Problem statement: Look through the lines below and extract any with the word "去括号后".

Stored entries
>> START

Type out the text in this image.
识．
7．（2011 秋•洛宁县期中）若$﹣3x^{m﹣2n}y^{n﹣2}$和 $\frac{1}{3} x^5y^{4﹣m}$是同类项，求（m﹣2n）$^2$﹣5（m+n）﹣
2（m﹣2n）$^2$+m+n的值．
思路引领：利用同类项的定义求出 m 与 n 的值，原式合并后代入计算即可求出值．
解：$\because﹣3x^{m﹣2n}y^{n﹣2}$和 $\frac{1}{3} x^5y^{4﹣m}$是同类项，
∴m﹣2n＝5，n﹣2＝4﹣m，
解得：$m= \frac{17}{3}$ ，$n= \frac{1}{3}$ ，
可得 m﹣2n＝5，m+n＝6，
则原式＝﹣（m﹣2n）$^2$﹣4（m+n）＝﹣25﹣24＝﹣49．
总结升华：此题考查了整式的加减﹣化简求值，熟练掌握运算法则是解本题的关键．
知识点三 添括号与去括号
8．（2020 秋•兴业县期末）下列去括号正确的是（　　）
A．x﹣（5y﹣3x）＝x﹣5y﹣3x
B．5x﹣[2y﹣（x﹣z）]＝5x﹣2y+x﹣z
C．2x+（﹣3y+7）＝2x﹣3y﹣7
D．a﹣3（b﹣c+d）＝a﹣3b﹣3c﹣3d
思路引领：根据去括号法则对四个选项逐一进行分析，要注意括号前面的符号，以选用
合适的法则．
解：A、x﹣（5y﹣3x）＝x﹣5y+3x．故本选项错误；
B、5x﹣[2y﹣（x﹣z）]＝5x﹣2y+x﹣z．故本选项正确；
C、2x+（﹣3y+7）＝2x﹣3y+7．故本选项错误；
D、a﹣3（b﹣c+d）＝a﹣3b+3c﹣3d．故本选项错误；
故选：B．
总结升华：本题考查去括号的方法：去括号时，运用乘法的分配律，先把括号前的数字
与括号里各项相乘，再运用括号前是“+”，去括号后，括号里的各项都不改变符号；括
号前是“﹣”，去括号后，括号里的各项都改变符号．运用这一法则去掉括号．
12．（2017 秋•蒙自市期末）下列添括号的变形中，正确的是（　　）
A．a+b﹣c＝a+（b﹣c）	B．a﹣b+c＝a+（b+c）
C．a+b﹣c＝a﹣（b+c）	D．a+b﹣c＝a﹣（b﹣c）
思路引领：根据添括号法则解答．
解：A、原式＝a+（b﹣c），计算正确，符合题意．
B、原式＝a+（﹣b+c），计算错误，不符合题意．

>> END

Correct answer:
与括号里各项相乘，再运用括号前是“+”，去括号后，括号里的各项都不改变符号；括
号前是“﹣”，去括号后，括号里的各项都改变符号．运用这一法则去掉括号．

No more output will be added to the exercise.